» **Stated exercise**
Identify the lines that include the word "within", then copy all of them.

» **Records**
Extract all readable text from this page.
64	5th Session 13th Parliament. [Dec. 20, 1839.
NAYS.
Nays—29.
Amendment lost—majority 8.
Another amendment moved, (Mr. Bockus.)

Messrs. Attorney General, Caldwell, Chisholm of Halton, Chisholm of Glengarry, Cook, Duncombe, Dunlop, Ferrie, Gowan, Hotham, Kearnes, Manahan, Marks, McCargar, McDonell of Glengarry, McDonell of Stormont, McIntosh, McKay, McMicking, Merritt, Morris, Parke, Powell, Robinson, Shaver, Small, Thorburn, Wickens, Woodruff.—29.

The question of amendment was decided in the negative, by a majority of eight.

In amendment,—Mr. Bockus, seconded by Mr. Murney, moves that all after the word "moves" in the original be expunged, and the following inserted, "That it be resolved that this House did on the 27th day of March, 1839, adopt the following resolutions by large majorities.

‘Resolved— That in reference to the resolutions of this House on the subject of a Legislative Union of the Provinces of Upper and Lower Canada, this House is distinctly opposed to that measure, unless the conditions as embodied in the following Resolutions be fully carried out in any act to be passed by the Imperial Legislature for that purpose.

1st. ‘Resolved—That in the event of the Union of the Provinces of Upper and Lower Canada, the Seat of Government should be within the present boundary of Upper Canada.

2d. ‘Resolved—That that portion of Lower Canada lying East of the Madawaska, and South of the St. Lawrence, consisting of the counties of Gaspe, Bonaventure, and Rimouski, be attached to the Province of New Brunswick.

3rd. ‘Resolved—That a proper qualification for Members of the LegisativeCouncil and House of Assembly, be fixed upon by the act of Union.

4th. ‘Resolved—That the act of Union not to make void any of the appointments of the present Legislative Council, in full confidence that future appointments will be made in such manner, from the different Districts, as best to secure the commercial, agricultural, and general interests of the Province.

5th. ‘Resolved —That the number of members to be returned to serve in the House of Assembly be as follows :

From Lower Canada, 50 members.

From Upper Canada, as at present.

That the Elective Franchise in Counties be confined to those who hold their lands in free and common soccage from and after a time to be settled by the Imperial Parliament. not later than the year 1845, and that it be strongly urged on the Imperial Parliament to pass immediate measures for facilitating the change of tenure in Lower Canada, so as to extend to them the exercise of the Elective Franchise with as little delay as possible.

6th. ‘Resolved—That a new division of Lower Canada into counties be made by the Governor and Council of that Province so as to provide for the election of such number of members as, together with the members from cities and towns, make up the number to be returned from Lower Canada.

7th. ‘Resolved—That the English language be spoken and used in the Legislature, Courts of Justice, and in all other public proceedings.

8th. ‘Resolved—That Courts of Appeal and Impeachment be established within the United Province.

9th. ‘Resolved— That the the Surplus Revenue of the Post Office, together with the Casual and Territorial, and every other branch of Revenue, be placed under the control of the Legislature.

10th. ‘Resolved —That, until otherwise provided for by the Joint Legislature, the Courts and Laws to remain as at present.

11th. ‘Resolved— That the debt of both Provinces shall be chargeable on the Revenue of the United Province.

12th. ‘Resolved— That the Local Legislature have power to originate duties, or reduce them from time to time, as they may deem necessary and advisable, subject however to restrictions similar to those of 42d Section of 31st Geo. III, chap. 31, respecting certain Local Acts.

--

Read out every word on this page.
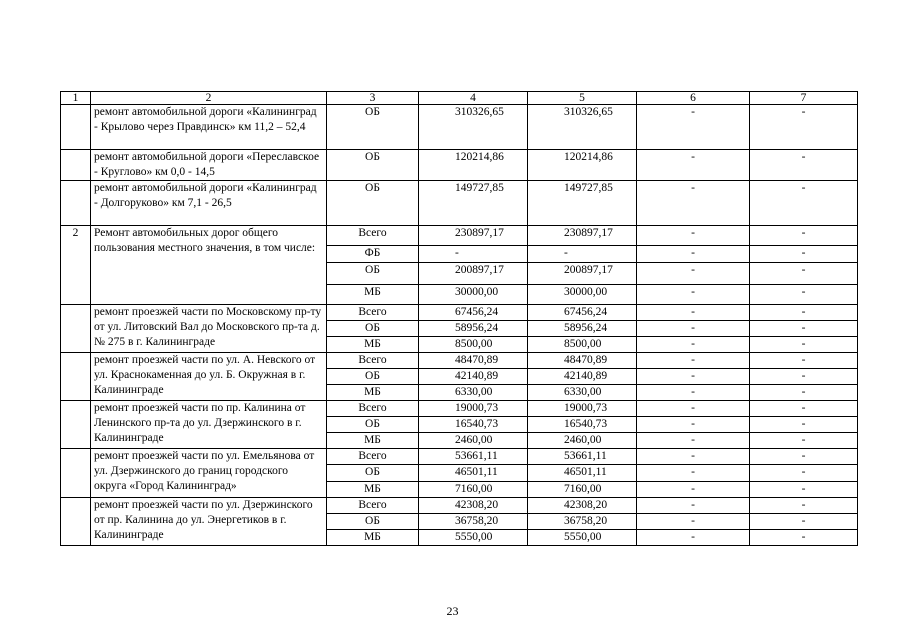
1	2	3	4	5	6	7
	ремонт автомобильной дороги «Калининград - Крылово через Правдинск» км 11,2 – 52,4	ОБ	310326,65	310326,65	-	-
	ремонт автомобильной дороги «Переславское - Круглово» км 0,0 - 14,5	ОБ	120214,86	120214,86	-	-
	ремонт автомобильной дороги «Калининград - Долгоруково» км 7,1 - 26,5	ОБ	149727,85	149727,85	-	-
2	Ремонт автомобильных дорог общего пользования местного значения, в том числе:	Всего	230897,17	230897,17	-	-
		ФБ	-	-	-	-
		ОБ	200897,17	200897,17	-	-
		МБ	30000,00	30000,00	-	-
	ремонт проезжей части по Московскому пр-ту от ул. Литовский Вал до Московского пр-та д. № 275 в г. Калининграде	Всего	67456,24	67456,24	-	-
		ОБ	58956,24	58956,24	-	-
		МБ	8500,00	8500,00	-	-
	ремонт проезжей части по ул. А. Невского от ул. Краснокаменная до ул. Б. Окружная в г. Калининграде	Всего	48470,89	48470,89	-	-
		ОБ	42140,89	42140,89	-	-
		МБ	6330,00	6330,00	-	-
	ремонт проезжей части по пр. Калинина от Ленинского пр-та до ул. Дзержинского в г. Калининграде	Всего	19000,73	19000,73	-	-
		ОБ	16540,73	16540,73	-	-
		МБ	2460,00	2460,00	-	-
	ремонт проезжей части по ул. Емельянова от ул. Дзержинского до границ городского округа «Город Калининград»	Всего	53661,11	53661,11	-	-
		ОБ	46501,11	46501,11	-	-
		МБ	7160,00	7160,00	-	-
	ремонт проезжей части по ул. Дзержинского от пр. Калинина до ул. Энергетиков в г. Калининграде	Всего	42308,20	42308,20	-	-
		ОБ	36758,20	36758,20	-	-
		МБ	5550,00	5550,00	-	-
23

==

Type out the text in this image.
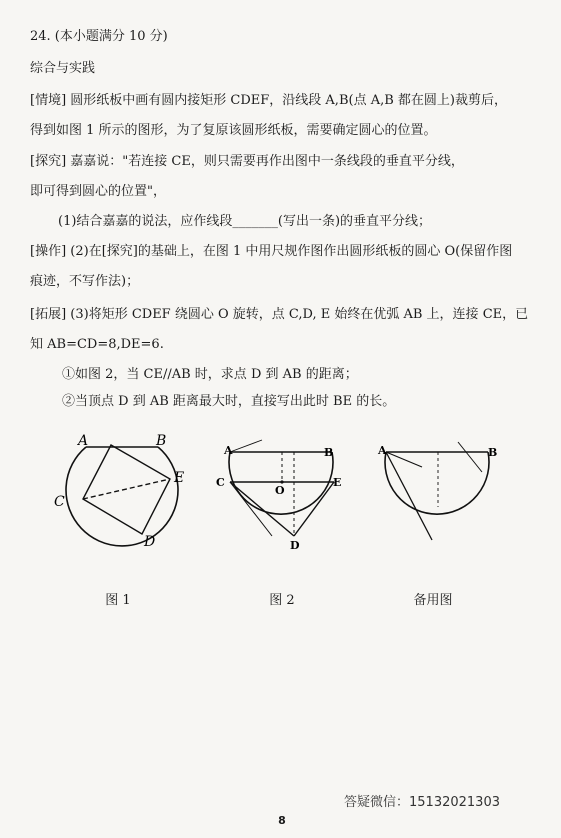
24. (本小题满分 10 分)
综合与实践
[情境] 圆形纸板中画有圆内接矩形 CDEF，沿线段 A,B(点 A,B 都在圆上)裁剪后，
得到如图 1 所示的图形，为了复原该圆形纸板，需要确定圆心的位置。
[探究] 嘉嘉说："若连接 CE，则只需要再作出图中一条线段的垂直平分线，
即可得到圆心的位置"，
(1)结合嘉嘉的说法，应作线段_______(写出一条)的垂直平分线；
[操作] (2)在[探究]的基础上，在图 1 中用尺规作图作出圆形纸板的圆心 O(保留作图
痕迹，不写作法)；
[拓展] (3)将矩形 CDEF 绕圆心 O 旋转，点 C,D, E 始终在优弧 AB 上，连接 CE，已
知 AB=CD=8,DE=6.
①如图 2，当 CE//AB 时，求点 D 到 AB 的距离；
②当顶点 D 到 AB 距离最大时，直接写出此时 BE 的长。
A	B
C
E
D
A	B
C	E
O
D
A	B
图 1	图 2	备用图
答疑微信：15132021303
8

» **Answer for the task**
1st. ‘Resolved—That in the event of the Union of the Provinces of Upper and Lower Canada, the Seat of Government should be within the present boundary of Upper Canada.
8th. ‘Resolved—That Courts of Appeal and Impeachment be established within the United Province.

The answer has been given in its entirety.